■ Entries shown

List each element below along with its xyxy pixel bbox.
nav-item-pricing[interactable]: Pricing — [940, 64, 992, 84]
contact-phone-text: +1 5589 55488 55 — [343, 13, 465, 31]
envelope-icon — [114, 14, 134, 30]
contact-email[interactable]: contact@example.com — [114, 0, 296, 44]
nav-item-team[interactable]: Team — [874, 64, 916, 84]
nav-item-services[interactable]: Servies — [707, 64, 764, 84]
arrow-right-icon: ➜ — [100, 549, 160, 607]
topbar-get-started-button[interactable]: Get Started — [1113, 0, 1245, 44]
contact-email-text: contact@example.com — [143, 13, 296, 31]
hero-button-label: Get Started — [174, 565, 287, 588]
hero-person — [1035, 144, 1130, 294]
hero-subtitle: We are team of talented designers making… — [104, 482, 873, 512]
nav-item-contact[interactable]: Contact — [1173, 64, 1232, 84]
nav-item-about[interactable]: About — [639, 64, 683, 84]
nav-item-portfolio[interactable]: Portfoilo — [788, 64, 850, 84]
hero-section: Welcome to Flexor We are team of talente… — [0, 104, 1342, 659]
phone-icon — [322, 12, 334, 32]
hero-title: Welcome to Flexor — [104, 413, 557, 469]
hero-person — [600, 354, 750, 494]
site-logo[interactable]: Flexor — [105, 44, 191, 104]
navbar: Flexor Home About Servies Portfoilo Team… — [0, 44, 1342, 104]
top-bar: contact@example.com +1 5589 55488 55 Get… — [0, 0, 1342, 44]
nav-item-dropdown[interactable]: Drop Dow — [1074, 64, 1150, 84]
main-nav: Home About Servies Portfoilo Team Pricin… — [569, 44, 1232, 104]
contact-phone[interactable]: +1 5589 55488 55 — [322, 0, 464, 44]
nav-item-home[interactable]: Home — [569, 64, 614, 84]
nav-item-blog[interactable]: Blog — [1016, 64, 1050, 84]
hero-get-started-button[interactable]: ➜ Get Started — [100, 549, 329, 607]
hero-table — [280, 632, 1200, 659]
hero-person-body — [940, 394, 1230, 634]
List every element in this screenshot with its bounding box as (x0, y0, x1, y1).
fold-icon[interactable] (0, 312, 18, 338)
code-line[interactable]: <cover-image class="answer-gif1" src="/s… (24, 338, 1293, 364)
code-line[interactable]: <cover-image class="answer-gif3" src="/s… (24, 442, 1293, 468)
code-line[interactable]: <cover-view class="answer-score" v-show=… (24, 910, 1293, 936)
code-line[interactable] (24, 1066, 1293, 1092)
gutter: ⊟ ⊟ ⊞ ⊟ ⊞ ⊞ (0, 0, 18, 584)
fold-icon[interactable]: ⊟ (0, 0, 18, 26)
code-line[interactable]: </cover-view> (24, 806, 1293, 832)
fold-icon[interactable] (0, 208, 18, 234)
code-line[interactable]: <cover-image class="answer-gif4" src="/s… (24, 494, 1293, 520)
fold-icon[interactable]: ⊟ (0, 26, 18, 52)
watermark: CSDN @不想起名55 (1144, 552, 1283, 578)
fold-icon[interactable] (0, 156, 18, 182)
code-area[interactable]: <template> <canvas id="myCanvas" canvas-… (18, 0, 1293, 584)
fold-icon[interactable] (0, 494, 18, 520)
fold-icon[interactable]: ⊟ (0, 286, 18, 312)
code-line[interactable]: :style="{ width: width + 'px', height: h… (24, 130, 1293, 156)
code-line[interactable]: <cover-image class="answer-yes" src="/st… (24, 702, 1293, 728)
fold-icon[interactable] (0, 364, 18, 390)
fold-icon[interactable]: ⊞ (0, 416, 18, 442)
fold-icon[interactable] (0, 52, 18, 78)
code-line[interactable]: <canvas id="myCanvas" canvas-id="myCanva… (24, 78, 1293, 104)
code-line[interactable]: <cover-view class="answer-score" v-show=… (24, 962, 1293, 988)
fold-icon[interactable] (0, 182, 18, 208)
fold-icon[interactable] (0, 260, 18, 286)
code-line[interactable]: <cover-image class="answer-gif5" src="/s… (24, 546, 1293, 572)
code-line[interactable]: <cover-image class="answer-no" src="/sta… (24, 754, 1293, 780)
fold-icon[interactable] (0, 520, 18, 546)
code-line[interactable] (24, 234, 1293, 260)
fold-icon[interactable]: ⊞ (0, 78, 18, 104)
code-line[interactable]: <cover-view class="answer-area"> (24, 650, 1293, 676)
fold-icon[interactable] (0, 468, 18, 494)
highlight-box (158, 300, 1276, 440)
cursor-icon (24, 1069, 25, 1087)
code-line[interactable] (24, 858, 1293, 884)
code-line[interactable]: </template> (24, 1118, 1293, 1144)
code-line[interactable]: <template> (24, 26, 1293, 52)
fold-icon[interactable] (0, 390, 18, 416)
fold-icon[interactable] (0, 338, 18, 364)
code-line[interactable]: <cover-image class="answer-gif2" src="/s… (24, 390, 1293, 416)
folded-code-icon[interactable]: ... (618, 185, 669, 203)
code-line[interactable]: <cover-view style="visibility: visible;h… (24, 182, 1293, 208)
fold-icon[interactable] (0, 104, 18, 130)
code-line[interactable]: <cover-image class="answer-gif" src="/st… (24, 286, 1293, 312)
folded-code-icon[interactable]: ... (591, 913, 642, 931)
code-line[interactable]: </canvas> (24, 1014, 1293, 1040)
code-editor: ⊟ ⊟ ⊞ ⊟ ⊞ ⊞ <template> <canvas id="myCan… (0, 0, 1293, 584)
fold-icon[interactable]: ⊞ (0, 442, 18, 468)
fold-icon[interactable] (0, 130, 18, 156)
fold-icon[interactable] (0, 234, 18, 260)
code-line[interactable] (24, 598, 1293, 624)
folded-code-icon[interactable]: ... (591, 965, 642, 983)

■ Written problem
Convert all of the data above into a numbered list with one line per item, and leave out any blank lines.

■ Result for this task
1. List each element below along with its xyxy pixel bbox.
2. nav-item-pricing[interactable]: Pricing — [940, 64, 992, 84]
3. contact-phone-text: +1 5589 55488 55 — [343, 13, 465, 31]
4. envelope-icon — [114, 14, 134, 30]
5. contact-email[interactable]: contact@example.com — [114, 0, 296, 44]
6. nav-item-team[interactable]: Team — [874, 64, 916, 84]
7. nav-item-services[interactable]: Servies — [707, 64, 764, 84]
8. arrow-right-icon: ➜ — [100, 549, 160, 607]
9. topbar-get-started-button[interactable]: Get Started — [1113, 0, 1245, 44]
10. contact-email-text: contact@example.com — [143, 13, 296, 31]
11. hero-button-label: Get Started — [174, 565, 287, 588]
12. hero-person — [1035, 144, 1130, 294]
13. hero-subtitle: We are team of talented designers making… — [104, 482, 873, 512]
14. nav-item-contact[interactable]: Contact — [1173, 64, 1232, 84]
15. nav-item-about[interactable]: About — [639, 64, 683, 84]
16. nav-item-portfolio[interactable]: Portfoilo — [788, 64, 850, 84]
17. hero-section: Welcome to Flexor We are team of talente… — [0, 104, 1342, 659]
18. phone-icon — [322, 12, 334, 32]
19. hero-title: Welcome to Flexor — [104, 413, 557, 469]
20. hero-person — [600, 354, 750, 494]
21. site-logo[interactable]: Flexor — [105, 44, 191, 104]
22. navbar: Flexor Home About Servies Portfoilo Team… — [0, 44, 1342, 104]
23. top-bar: contact@example.com +1 5589 55488 55 Get… — [0, 0, 1342, 44]
24. nav-item-dropdown[interactable]: Drop Dow — [1074, 64, 1150, 84]
25. main-nav: Home About Servies Portfoilo Team Pricin… — [569, 44, 1232, 104]
26. contact-phone[interactable]: +1 5589 55488 55 — [322, 0, 464, 44]
27. nav-item-home[interactable]: Home — [569, 64, 614, 84]
28. nav-item-blog[interactable]: Blog — [1016, 64, 1050, 84]
29. hero-get-started-button[interactable]: ➜ Get Started — [100, 549, 329, 607]
30. hero-table — [280, 632, 1200, 659]
31. hero-person-body — [940, 394, 1230, 634]
32. List every element in this screenshot with its bounding box as (x0, y0, x1, y1).
33. fold-icon[interactable] (0, 312, 18, 338)
34. code-line[interactable]: <cover-image class="answer-gif1" src="/s… (24, 338, 1293, 364)
35. code-line[interactable]: <cover-image class="answer-gif3" src="/s… (24, 442, 1293, 468)
36. code-line[interactable]: <cover-view class="answer-score" v-show=… (24, 910, 1293, 936)
37. code-line[interactable] (24, 1066, 1293, 1092)
38. gutter: ⊟ ⊟ ⊞ ⊟ ⊞ ⊞ (0, 0, 18, 584)
39. fold-icon[interactable]: ⊟ (0, 0, 18, 26)
40. code-line[interactable]: </cover-view> (24, 806, 1293, 832)
41. fold-icon[interactable] (0, 208, 18, 234)
42. code-line[interactable]: <cover-image class="answer-gif4" src="/s… (24, 494, 1293, 520)
43. fold-icon[interactable]: ⊟ (0, 26, 18, 52)
44. watermark: CSDN @不想起名55 (1144, 552, 1283, 578)
45. fold-icon[interactable] (0, 156, 18, 182)
46. code-area[interactable]: <template> <canvas id="myCanvas" canvas-… (18, 0, 1293, 584)
47. fold-icon[interactable] (0, 494, 18, 520)
48. fold-icon[interactable]: ⊟ (0, 286, 18, 312)
49. code-line[interactable]: :style="{ width: width + 'px', height: h… (24, 130, 1293, 156)
50. code-line[interactable]: <cover-image class="answer-yes" src="/st… (24, 702, 1293, 728)
51. fold-icon[interactable] (0, 364, 18, 390)
52. fold-icon[interactable]: ⊞ (0, 416, 18, 442)
53. fold-icon[interactable] (0, 52, 18, 78)
54. code-line[interactable]: <canvas id="myCanvas" canvas-id="myCanva… (24, 78, 1293, 104)
55. code-line[interactable]: <cover-view class="answer-score" v-show=… (24, 962, 1293, 988)
56. fold-icon[interactable] (0, 182, 18, 208)
57. fold-icon[interactable] (0, 260, 18, 286)
58. code-line[interactable]: <cover-image class="answer-gif5" src="/s… (24, 546, 1293, 572)
59. code-line[interactable]: <cover-image class="answer-no" src="/sta… (24, 754, 1293, 780)
60. fold-icon[interactable] (0, 520, 18, 546)
61. code-line[interactable] (24, 234, 1293, 260)
62. fold-icon[interactable]: ⊞ (0, 78, 18, 104)
63. code-line[interactable]: <cover-view class="answer-area"> (24, 650, 1293, 676)
64. fold-icon[interactable] (0, 468, 18, 494)
65. highlight-box (158, 300, 1276, 440)
66. cursor-icon (24, 1069, 25, 1087)
67. code-line[interactable] (24, 858, 1293, 884)
68. code-line[interactable]: </template> (24, 1118, 1293, 1144)
69. code-line[interactable]: <template> (24, 26, 1293, 52)
70. fold-icon[interactable] (0, 390, 18, 416)
71. fold-icon[interactable] (0, 338, 18, 364)
72. code-line[interactable]: <cover-image class="answer-gif2" src="/s… (24, 390, 1293, 416)
73. folded-code-icon[interactable]: ... (618, 185, 669, 203)
74. code-line[interactable]: <cover-view style="visibility: visible;h… (24, 182, 1293, 208)
75. fold-icon[interactable] (0, 104, 18, 130)
76. code-line[interactable]: <cover-image class="answer-gif" src="/st… (24, 286, 1293, 312)
77. folded-code-icon[interactable]: ... (591, 913, 642, 931)
78. code-line[interactable]: </canvas> (24, 1014, 1293, 1040)
79. code-editor: ⊟ ⊟ ⊞ ⊟ ⊞ ⊞ <template> <canvas id="myCan… (0, 0, 1293, 584)
80. fold-icon[interactable]: ⊞ (0, 442, 18, 468)
81. fold-icon[interactable] (0, 130, 18, 156)
82. fold-icon[interactable] (0, 234, 18, 260)
83. code-line[interactable] (24, 598, 1293, 624)
84. folded-code-icon[interactable]: ... (591, 965, 642, 983)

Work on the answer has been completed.